- Written task: Copy out each line of the material in which the word "failure" appears.
++++++++++++++++++++
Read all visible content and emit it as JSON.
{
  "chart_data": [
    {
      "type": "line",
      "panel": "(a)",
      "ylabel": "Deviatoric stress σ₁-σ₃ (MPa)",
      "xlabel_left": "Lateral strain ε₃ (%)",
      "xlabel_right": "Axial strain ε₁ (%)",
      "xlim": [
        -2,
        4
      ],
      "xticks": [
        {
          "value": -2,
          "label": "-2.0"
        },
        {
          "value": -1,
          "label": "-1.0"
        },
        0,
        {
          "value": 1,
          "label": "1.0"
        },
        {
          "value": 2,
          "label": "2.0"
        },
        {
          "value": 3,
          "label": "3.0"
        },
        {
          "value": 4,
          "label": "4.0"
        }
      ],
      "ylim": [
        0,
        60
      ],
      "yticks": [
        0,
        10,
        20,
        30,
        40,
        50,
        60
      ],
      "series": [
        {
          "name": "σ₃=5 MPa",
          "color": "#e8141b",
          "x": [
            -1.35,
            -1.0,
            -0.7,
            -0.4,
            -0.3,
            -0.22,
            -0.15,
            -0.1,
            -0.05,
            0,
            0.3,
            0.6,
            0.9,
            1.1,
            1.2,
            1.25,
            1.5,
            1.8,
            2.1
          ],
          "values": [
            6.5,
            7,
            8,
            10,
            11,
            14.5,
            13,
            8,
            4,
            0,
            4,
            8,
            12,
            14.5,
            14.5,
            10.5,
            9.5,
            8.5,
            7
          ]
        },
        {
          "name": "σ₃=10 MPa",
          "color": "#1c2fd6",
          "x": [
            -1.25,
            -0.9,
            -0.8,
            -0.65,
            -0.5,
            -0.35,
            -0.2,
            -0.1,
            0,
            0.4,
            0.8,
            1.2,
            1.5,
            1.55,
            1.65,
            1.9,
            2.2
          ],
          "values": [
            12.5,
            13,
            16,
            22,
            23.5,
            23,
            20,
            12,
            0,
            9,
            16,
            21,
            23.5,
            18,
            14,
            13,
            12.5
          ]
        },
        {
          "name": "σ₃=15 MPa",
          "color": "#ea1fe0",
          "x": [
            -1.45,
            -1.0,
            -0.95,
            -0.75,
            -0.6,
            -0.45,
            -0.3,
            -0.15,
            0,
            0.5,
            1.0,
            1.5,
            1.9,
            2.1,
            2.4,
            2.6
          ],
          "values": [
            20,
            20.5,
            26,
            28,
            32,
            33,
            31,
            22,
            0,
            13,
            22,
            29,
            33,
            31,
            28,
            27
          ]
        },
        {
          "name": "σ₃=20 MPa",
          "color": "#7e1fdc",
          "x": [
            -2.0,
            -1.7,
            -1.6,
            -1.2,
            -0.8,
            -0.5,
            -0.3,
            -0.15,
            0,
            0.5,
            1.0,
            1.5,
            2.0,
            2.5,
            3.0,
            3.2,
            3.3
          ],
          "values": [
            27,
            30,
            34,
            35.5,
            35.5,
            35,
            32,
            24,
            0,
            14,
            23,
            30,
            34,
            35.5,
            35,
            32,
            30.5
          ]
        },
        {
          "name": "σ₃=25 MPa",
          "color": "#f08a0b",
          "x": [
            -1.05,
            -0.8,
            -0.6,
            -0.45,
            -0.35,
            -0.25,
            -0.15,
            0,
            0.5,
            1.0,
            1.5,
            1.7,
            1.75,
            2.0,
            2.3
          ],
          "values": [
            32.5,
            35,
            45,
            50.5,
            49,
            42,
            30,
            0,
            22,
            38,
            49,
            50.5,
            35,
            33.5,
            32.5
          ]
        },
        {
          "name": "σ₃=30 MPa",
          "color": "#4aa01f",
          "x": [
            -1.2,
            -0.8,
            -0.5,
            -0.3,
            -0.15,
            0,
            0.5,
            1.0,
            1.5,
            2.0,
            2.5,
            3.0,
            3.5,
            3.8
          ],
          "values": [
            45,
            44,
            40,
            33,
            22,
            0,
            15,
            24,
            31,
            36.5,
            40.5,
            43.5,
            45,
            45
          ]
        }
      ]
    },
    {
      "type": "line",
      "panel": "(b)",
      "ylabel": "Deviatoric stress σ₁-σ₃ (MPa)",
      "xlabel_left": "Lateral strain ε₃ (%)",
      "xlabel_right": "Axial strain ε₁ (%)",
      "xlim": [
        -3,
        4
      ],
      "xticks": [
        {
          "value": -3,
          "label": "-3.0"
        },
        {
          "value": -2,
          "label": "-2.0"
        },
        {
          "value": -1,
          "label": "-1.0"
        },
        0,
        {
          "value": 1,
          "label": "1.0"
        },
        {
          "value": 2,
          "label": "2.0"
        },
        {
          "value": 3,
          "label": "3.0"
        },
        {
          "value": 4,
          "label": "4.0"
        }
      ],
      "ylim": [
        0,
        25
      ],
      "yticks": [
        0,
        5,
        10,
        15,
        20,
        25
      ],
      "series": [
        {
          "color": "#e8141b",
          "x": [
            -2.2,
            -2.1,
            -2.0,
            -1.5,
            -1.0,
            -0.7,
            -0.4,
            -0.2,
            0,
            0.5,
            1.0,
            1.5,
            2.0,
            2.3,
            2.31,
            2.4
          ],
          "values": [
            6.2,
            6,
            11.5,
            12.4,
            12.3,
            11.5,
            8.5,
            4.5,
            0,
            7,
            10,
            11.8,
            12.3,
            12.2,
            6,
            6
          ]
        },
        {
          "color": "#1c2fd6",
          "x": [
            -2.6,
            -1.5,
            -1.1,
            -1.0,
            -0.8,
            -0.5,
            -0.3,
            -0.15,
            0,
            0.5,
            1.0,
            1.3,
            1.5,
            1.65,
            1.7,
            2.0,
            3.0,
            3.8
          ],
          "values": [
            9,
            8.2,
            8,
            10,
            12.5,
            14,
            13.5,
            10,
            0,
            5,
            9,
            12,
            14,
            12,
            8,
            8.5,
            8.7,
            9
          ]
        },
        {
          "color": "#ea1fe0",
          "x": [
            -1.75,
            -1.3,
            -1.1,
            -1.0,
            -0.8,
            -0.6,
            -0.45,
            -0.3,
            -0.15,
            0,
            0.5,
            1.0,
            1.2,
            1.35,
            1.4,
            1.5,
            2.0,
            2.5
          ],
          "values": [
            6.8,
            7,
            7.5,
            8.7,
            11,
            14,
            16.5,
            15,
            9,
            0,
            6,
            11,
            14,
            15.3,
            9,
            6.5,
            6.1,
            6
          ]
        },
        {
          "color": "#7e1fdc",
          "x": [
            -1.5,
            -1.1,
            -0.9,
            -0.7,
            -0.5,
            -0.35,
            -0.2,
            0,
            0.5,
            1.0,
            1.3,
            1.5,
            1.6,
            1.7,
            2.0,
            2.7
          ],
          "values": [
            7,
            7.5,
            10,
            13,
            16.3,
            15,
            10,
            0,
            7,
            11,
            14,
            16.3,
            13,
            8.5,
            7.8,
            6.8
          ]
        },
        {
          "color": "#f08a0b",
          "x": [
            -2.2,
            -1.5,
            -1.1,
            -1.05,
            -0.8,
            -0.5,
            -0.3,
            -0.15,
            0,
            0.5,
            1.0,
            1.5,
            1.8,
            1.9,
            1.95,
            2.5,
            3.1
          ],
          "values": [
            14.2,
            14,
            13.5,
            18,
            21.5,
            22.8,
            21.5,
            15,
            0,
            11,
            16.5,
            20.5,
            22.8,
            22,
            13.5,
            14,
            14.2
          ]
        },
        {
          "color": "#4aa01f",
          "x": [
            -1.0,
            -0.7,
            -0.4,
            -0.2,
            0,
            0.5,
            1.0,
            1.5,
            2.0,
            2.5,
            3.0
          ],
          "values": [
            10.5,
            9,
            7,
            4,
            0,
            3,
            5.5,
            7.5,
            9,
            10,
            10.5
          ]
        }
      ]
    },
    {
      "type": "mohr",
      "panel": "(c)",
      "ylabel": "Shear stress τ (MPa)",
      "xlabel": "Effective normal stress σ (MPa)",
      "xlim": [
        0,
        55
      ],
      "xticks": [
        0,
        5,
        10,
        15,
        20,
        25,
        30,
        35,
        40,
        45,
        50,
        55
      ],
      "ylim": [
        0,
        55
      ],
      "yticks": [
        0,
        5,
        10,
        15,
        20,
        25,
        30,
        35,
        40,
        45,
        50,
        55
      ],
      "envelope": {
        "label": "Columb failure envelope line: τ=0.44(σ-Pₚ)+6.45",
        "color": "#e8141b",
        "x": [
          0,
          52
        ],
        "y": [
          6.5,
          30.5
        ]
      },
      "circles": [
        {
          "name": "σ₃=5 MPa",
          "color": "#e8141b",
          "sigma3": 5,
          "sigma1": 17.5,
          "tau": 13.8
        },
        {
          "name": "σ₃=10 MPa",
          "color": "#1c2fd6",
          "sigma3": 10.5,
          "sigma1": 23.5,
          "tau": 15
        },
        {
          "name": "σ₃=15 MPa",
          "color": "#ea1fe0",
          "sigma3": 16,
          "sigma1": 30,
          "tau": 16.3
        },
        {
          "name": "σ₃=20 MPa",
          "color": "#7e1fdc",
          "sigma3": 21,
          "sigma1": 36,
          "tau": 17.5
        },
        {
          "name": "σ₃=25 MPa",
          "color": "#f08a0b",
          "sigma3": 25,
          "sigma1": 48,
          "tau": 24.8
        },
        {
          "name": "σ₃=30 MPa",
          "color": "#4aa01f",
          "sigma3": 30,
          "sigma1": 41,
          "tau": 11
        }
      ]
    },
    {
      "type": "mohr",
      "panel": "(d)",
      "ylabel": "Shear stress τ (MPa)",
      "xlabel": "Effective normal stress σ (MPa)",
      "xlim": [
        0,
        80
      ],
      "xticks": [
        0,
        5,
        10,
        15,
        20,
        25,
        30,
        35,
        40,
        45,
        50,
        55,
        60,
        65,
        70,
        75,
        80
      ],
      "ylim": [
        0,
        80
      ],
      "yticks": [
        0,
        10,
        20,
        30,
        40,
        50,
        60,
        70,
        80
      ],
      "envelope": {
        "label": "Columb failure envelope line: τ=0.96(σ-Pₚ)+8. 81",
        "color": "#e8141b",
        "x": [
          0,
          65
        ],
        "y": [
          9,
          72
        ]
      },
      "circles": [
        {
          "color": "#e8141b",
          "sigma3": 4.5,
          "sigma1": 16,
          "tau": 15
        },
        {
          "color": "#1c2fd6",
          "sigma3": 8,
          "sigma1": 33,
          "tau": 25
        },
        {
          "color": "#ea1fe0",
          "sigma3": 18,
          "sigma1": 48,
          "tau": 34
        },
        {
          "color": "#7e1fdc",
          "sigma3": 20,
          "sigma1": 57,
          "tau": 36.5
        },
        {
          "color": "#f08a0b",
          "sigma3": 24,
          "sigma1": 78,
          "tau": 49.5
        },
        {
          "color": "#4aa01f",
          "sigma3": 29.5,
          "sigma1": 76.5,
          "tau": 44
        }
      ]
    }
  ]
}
++++++++++++++++++++
- Response to the task:
        "label": "Columb failure envelope line: τ=0.44(σ-Pₚ)+6.45",
        "label": "Columb failure envelope line: τ=0.96(σ-Pₚ)+8. 81",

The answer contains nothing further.